(Excerpts from a layout annotation set)
(begin)

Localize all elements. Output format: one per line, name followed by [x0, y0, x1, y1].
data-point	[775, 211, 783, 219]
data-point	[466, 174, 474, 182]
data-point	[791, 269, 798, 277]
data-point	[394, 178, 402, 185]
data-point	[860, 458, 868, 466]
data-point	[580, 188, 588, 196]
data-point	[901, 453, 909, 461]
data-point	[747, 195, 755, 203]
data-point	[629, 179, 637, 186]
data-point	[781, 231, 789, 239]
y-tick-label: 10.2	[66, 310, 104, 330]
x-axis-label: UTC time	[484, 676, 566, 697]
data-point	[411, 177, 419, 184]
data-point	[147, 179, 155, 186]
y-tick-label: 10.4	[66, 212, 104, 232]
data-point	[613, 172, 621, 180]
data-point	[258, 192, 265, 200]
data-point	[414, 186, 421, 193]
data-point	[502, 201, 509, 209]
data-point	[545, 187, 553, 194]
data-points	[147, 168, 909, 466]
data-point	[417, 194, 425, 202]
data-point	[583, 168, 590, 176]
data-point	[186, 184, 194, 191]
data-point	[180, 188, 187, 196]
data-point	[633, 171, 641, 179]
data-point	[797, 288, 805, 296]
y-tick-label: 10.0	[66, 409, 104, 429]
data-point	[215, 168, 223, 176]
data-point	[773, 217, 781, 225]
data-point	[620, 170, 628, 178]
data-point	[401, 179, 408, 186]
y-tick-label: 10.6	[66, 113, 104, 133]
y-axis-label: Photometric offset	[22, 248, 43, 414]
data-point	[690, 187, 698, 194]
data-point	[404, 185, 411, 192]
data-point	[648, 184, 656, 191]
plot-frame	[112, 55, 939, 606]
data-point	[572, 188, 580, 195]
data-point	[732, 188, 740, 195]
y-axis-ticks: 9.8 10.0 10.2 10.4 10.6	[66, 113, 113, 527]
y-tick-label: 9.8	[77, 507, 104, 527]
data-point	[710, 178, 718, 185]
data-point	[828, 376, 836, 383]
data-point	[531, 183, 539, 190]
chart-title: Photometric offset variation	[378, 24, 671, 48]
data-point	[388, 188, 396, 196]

(end)
(begin)

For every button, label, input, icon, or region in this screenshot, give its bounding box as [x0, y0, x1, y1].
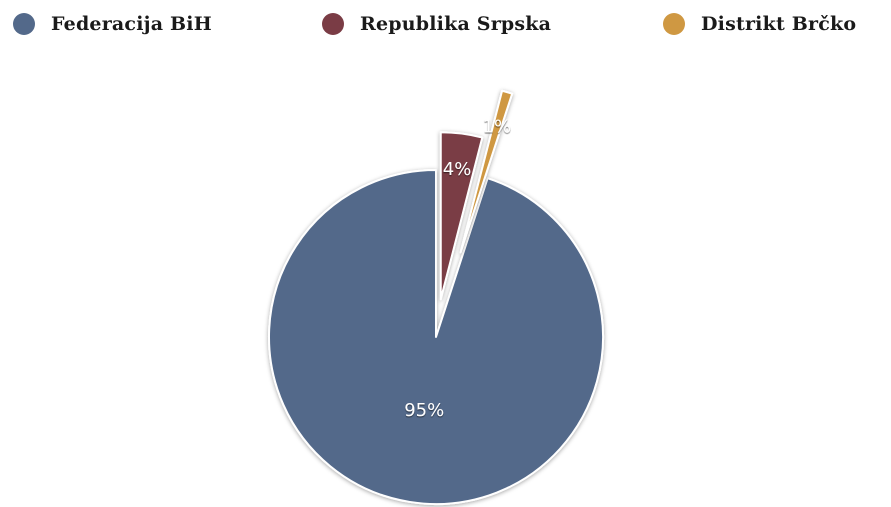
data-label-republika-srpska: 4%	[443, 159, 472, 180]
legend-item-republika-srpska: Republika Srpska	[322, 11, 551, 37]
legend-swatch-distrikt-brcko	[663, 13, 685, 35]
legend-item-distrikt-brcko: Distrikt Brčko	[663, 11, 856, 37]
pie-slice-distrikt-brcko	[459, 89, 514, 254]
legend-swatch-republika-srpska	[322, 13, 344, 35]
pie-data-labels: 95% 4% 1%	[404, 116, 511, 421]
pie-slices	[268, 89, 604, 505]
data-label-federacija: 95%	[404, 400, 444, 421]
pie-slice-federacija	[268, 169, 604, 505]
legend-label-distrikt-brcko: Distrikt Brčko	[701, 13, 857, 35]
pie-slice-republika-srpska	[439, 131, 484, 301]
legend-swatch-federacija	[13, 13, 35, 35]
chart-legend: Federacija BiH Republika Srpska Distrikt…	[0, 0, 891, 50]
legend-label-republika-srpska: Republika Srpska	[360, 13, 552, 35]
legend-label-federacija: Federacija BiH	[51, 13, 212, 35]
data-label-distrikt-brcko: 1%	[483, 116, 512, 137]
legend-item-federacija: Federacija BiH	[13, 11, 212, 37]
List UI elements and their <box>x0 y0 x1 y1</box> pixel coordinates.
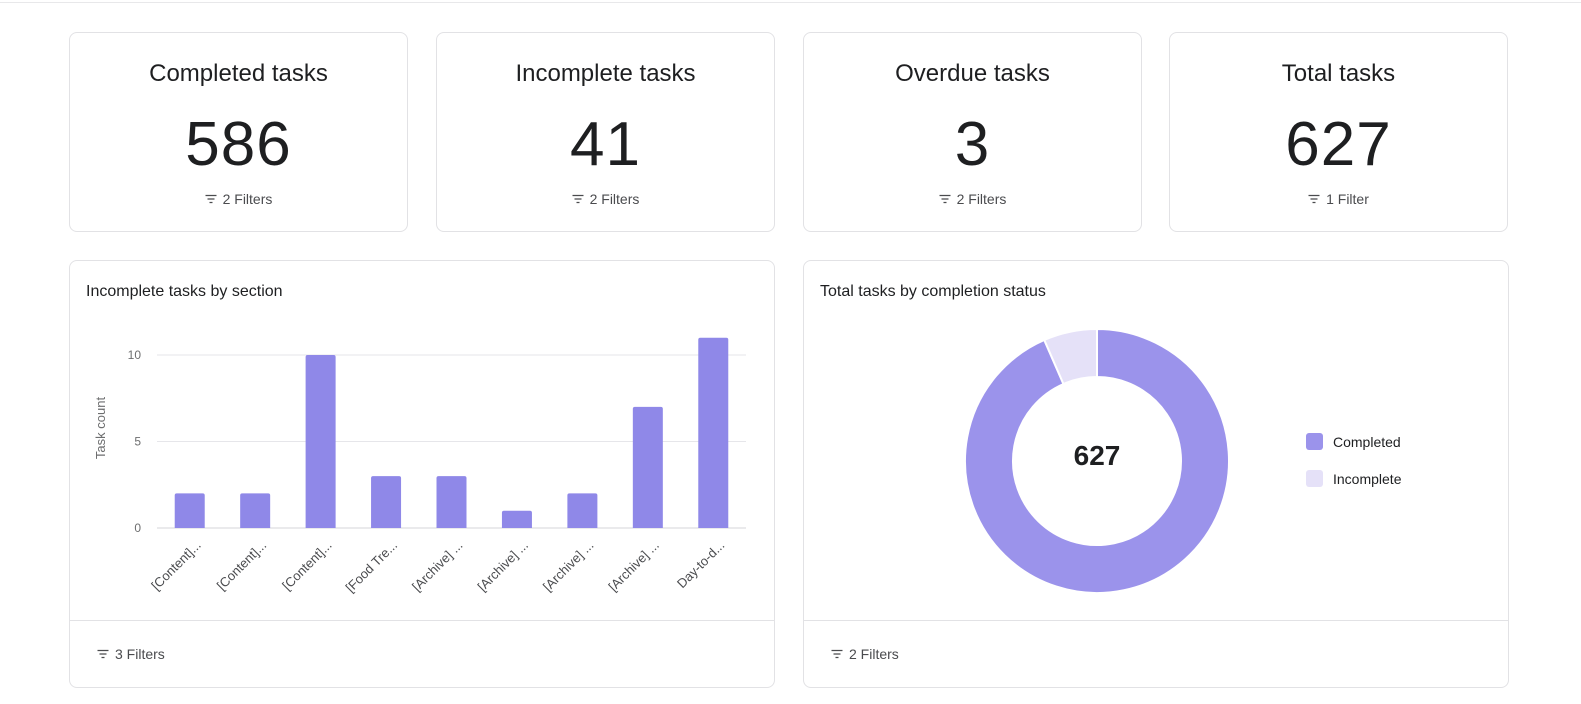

(end)

#### Task statement
Output the lines of the records above as a numbered list, starting at the line containing "For every button, label, input, icon, or" and ending at the line containing "11, 551, 37]". Skip blank lines and leave out the pictures.

#### Exercise solution
1. For every button, label, input, icon, or region in this screenshot, give its bounding box as [x0, y0, x1, y1].
2. data-label-republika-srpska: 4%	[443, 159, 472, 180]
3. legend-item-republika-srpska: Republika Srpska	[322, 11, 551, 37]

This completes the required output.